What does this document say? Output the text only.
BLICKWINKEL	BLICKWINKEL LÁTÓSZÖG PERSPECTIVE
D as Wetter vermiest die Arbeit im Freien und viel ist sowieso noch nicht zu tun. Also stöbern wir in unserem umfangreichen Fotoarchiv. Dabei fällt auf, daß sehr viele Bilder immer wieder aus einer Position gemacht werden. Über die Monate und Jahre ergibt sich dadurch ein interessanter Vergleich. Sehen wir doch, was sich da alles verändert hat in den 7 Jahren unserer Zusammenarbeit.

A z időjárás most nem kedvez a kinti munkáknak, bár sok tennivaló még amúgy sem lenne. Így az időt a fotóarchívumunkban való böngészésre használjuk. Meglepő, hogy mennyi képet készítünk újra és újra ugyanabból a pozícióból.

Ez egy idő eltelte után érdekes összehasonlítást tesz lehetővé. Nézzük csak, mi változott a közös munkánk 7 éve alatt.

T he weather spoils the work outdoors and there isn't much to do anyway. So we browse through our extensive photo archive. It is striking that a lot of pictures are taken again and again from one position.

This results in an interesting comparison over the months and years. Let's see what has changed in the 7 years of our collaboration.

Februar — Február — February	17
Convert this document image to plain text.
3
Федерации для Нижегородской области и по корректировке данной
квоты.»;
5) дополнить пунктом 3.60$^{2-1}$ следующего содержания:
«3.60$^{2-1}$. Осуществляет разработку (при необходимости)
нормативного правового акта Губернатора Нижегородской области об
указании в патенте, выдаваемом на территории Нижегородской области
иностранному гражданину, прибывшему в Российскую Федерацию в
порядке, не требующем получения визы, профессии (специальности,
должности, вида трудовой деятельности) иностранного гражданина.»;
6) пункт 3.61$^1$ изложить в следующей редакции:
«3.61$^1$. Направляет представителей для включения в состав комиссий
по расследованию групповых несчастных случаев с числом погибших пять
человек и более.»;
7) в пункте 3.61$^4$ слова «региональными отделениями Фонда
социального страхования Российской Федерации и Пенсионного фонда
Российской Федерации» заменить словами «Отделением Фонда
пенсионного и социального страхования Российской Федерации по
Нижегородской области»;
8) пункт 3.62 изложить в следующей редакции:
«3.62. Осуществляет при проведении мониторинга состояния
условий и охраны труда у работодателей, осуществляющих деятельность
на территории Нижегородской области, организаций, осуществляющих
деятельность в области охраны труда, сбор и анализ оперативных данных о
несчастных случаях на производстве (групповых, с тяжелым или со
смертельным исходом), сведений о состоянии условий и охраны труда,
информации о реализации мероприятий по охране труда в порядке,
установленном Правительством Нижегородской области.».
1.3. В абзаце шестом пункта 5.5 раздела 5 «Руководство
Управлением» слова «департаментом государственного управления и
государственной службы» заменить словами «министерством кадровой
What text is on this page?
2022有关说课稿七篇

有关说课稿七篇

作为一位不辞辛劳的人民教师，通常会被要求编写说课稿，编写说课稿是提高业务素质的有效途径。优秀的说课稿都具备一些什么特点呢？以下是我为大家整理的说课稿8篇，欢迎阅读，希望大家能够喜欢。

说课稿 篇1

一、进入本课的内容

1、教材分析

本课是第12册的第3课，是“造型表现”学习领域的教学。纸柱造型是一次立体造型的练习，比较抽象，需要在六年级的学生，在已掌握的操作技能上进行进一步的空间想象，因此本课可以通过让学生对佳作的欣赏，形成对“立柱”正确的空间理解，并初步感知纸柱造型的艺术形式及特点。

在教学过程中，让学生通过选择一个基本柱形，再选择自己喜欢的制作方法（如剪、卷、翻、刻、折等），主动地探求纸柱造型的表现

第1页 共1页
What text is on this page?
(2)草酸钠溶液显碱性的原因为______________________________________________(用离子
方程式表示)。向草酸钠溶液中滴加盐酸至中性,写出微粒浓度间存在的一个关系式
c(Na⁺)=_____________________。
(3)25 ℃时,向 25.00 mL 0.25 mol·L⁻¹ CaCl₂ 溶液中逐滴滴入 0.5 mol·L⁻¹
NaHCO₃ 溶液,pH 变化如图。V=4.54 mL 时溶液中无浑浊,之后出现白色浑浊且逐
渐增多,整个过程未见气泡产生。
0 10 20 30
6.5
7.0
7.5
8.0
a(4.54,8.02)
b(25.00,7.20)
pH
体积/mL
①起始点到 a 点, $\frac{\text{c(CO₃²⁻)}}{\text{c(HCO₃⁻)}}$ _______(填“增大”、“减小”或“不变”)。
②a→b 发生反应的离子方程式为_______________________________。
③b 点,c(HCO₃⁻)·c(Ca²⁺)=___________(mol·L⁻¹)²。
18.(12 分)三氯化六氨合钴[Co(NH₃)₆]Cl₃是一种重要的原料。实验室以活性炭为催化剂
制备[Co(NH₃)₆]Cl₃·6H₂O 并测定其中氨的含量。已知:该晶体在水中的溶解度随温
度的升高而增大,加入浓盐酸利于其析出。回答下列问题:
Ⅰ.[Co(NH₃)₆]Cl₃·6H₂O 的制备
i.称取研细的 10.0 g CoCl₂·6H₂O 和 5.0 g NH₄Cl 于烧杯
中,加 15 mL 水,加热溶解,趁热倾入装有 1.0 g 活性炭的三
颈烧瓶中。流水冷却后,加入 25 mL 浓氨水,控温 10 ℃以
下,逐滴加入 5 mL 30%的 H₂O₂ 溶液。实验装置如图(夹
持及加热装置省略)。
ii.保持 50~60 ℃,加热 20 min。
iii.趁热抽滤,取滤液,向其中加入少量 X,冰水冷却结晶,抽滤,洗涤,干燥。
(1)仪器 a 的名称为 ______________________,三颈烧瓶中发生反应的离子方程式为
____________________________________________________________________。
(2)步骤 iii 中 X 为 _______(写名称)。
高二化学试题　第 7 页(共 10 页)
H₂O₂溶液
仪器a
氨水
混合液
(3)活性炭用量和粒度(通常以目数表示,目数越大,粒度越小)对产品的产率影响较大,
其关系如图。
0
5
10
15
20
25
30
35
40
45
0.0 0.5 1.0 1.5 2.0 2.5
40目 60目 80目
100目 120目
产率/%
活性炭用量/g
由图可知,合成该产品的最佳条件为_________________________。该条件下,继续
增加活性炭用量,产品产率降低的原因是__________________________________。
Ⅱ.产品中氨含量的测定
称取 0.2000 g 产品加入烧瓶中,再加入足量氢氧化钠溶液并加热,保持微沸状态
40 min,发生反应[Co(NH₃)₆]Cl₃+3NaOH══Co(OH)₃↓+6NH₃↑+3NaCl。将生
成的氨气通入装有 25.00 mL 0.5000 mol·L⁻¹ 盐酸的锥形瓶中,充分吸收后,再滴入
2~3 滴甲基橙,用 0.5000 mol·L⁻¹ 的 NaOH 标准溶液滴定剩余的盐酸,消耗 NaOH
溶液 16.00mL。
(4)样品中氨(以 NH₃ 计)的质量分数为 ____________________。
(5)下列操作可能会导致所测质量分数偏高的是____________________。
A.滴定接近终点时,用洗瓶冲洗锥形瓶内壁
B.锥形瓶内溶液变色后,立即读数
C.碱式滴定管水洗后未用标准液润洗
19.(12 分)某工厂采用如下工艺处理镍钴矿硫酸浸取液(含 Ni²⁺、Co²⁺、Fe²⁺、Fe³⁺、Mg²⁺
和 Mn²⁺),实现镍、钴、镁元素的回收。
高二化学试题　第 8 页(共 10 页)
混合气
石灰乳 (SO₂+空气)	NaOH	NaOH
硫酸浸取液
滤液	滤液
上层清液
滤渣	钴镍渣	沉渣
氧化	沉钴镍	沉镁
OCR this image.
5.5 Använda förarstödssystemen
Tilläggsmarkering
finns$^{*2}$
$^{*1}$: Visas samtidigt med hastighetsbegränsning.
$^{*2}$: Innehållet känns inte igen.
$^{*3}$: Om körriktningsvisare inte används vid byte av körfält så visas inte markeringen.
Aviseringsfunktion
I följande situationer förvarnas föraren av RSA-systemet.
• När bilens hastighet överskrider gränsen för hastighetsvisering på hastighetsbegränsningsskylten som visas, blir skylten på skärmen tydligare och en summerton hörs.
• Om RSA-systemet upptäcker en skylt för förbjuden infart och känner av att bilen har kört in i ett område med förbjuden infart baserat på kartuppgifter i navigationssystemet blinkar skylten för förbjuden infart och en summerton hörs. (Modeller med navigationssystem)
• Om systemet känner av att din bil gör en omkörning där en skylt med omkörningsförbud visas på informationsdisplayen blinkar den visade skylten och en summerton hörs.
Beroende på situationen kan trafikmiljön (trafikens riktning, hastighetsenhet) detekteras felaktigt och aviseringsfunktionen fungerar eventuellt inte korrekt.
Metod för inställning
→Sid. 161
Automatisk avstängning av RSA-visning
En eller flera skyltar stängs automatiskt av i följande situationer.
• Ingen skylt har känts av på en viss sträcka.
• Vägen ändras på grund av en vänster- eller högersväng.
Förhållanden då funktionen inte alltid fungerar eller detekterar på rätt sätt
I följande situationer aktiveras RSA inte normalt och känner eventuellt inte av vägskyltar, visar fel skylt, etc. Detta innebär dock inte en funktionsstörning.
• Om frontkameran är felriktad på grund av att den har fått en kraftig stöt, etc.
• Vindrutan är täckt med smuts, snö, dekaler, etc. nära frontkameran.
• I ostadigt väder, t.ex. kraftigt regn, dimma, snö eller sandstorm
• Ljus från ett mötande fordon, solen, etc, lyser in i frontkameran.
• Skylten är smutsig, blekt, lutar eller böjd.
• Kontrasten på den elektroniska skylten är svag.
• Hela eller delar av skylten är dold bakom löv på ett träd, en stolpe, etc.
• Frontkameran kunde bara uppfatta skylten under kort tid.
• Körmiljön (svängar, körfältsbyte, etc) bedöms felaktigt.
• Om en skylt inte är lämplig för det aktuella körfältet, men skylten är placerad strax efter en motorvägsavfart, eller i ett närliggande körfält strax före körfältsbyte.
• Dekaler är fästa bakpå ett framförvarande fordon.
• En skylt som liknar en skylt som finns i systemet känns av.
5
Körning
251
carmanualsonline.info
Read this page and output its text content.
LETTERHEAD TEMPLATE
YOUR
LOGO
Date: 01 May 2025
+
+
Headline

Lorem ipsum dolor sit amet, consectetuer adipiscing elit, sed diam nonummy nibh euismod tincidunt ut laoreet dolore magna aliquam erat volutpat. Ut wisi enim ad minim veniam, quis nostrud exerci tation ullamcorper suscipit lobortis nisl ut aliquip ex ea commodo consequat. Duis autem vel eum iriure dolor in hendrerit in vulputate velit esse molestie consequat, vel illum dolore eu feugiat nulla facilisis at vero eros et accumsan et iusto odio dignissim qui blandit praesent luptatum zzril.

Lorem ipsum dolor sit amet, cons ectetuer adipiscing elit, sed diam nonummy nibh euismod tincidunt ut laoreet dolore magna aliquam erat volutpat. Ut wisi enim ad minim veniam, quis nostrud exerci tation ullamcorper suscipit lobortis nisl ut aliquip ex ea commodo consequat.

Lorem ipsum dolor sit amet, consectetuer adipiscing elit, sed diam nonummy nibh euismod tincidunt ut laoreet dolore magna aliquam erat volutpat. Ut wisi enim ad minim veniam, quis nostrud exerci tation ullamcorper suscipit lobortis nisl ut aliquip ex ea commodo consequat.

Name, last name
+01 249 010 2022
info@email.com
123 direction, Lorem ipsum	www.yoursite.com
◇ ◇ ◇ ◇
▶ [DIRECTIONS FOR THIS TASK]:
Select every line of the material above holding the word "Российской" and copy it.

▶ [FULL SOLUTION]:
социального страхования Российской Федерации и Пенсионного фонда
Российской Федерации» заменить словами «Отделением Фонда
пенсионного и социального страхования Российской Федерации по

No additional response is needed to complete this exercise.